• _页面_:
How to use angr for CTF

use angr to crack the flag

Posted by Dafeng on November 8, 2017

什么是angr?

angr是一个二进制代码分析工具,能够自动化完成二进制文件的分析,并找出漏洞。在二进制代码中寻找并且利用漏洞是一项非常具有挑战性的工作,它的挑战性主要在于人工很难直观的看出二进制代码中的数据结构、控制流信息等。angr是一个基于python的二进制漏洞分析框架,它将以前多种分析技术集成进来,­­­它能够进行动态的符号执行分析(如,KLEE和Mayhem),也能够进行多种静态分析。

angr过程简述

1)将二进制程序载入angr分析系统

2)将二进制程序转换成中间件语言(intermediate representation, IR)

3)将IR语言转换成语义较强的表达形式,比如,这个程序做了什么,而不是它是什么。

4)执行进一步的分析,比如,完整的或者部分的静态分析(依赖关系分析,程序分块)、程序空间的符号执行探索(挖掘溢出漏洞)、一些对于上面方式的结合。

angr安装

Linux

$ apt-get install python-dev libffi-dev build-essential virtualenvwrapper

$ mkvirtualenv angr && pip install angr

简单例子

import angr
main = 0x4007DA
find = 0x404FBC
avoid = [0x400590]
p = angr.Project('./angrybird2')
init = p.factory.blank_state(addr=main)
pg = p.factory.path_group(init, threads=8)
ex = pg.explore(find=find, avoid=avoid)
final = ex.found[0].state
flag = final.posix.dumps(0)
print("Flag: {0}".format(final.posix.dumps(1)))

执行程序然后从标准输入输入数据

#!/usr/bin/env python
# coding: utf-8
import angr
import time

def main():
    # Load the binary. This is a 64-bit C++ binary, pretty heavily obfuscated.
    p = angr.Project('wyvern')

    # This block constructs the initial program state for analysis.
    # Because we're going to have to step deep into the C++ standard libraries
    # for this to work, we need to run everyone's initializers. The full_init_state
    # will do that. In order to do this peformantly, we will use the unicorn engine!

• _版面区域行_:
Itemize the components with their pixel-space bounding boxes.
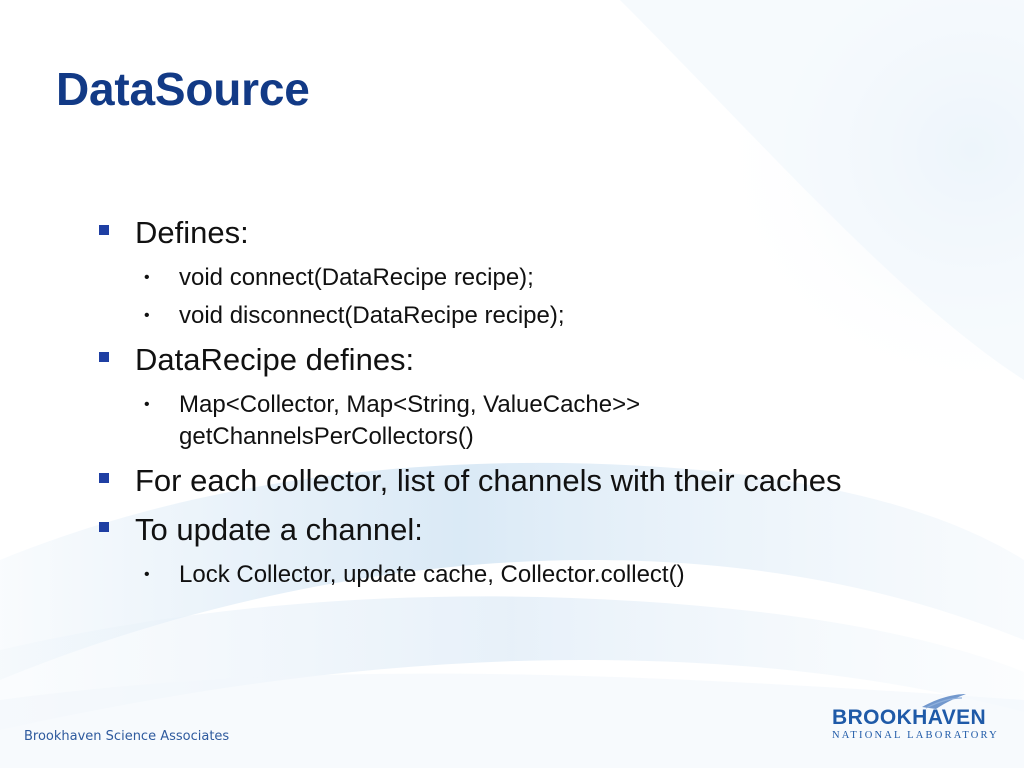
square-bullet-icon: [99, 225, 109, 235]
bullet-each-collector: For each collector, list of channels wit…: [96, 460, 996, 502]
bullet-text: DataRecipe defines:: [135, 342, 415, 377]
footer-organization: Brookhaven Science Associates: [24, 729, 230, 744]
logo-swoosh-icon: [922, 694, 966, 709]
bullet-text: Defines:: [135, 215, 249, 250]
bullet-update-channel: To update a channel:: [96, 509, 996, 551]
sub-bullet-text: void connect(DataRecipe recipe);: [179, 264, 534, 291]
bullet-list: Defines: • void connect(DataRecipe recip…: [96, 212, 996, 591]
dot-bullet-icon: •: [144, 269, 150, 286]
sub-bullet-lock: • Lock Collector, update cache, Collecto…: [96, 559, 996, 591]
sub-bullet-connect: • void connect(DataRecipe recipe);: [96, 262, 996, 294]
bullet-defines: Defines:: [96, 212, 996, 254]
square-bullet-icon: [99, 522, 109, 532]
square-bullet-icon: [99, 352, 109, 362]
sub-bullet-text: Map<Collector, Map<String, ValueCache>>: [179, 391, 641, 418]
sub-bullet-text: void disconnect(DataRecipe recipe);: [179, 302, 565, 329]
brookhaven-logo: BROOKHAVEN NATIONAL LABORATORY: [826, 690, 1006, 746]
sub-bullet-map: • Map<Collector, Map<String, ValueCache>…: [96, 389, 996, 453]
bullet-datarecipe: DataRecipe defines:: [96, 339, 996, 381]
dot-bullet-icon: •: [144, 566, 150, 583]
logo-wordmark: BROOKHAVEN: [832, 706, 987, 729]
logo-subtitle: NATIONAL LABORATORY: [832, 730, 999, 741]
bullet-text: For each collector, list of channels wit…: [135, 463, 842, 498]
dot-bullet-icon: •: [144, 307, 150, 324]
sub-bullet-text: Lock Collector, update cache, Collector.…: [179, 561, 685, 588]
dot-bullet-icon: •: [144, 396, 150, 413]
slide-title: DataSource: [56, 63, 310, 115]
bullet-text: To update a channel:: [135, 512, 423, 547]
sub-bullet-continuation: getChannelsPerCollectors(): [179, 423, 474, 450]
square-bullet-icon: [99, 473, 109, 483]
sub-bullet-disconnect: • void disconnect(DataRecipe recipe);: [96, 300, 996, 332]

• _任务要求_:
[1] 在这篇介绍angr的文章里,angr是基于哪种编程语言的二进制漏洞分析框架?
[2] 将angr文章中从“执行程序然后从标准输入输入数据”到“p = angr.Project('wyvern')”之间的部分逐字照录下来,首尾两处都包括在内。

• _最终结果_:
[1] Python

[2]
执行程序然后从标准输入输入数据

#!/usr/bin/env python
# coding: utf-8
import angr
import time

def main():
    # Load the binary. This is a 64-bit C++ binary, pretty heavily obfuscated.
    p = angr.Project('wyvern')